Records from a collection:
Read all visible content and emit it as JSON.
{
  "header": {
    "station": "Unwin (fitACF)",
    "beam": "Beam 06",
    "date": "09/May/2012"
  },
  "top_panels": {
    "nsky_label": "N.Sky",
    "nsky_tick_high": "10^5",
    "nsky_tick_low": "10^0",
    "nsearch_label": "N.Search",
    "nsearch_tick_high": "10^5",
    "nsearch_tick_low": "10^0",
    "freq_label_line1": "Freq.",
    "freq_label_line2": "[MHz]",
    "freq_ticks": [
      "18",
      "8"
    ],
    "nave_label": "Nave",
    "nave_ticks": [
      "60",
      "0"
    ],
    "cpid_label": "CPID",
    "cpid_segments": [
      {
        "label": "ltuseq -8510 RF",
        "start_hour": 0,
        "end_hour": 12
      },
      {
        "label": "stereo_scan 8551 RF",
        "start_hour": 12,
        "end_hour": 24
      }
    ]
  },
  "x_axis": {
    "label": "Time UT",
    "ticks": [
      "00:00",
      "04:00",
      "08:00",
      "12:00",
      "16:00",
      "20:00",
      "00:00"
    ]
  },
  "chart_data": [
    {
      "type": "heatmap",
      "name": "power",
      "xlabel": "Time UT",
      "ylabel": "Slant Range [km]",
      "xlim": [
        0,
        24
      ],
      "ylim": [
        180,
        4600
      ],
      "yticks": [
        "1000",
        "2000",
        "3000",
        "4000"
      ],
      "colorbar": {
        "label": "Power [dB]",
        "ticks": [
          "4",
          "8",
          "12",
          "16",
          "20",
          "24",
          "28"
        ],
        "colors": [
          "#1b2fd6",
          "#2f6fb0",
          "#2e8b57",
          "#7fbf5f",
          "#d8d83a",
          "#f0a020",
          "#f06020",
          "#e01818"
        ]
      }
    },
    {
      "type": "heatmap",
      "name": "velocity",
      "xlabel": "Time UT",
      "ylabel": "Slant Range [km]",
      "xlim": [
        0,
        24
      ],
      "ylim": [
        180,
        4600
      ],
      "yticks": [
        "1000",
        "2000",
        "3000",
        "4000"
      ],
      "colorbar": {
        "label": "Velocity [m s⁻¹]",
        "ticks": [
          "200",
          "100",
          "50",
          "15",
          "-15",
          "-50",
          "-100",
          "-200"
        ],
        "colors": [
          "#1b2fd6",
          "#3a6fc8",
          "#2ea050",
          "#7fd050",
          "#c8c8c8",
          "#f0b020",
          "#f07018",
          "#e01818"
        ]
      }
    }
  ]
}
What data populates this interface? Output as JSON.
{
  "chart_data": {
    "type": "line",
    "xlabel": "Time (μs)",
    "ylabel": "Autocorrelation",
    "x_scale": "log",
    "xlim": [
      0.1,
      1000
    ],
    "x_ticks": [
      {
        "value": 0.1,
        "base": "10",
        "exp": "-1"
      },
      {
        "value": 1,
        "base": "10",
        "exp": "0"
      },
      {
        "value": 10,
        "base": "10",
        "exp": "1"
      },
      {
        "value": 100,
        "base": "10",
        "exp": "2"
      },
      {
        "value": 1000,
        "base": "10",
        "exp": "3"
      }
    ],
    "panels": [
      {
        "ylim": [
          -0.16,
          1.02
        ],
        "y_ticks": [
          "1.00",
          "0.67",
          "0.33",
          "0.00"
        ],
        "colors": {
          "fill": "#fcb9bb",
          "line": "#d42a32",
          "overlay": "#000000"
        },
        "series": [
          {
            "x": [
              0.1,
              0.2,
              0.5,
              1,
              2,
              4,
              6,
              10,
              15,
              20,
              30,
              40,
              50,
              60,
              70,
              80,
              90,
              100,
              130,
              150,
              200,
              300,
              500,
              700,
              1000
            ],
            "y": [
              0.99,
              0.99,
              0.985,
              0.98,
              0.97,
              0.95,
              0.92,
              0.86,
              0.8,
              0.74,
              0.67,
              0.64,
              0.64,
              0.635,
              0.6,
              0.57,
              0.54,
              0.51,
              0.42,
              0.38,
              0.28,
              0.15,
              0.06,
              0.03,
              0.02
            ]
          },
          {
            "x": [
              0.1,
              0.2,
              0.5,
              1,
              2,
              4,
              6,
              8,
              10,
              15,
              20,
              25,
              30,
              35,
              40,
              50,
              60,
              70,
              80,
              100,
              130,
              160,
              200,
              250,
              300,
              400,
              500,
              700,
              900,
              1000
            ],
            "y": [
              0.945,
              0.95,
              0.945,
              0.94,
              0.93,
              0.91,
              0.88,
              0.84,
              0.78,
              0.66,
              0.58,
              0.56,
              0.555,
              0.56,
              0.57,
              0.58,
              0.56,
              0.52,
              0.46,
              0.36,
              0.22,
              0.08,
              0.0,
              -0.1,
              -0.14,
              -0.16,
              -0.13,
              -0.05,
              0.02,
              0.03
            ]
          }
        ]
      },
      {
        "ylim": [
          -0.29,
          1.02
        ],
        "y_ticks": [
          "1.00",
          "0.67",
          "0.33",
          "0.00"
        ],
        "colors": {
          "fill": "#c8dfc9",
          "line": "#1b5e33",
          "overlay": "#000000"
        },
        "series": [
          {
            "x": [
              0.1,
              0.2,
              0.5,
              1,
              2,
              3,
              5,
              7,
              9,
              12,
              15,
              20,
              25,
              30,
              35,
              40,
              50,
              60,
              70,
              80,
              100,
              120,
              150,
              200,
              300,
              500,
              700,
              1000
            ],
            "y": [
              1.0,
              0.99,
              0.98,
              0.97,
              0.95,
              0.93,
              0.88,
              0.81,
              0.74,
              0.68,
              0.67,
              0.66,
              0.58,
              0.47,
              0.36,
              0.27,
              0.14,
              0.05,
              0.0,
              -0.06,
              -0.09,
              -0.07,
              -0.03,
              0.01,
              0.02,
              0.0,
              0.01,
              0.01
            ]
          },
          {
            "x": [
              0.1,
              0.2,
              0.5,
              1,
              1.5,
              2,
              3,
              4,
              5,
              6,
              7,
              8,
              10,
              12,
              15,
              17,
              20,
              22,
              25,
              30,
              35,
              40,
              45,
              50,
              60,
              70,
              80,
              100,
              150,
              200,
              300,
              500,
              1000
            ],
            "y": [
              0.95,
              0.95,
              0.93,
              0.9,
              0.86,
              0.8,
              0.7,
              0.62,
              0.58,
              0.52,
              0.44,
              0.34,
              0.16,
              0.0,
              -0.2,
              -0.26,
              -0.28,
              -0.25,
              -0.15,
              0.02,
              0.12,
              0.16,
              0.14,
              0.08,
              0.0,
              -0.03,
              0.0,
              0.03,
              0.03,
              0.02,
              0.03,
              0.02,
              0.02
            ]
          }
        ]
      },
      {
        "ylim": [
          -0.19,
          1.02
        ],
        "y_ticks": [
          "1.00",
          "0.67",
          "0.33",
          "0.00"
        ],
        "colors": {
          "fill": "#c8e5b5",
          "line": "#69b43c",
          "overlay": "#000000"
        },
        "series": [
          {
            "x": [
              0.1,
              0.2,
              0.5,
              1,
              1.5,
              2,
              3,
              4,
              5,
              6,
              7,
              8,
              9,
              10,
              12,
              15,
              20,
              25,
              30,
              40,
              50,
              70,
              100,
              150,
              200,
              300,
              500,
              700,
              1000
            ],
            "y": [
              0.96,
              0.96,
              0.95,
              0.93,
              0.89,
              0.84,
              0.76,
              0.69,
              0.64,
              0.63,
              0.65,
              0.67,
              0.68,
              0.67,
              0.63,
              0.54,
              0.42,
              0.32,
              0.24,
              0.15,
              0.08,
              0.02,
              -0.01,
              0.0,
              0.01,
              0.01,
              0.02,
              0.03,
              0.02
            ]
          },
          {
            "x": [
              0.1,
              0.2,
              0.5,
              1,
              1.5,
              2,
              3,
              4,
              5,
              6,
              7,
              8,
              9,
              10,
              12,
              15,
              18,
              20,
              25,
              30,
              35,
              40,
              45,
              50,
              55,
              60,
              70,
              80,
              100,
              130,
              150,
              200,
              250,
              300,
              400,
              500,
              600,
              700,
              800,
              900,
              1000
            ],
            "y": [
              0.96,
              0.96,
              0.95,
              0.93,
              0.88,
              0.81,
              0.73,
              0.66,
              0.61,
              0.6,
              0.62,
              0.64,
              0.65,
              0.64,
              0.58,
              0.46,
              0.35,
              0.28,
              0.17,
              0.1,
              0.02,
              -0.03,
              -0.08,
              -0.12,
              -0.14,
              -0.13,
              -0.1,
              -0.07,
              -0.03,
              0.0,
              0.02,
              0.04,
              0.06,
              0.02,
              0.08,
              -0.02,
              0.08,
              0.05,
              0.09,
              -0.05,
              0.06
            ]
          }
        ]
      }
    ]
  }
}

▶ WRITTEN EXERCISE:
Pull every line holding "Time" out of the records.

▶ TASK ANSWER:
    "label": "Time UT",
      "xlabel": "Time UT",
      "xlabel": "Time UT",
    "xlabel": "Time (μs)",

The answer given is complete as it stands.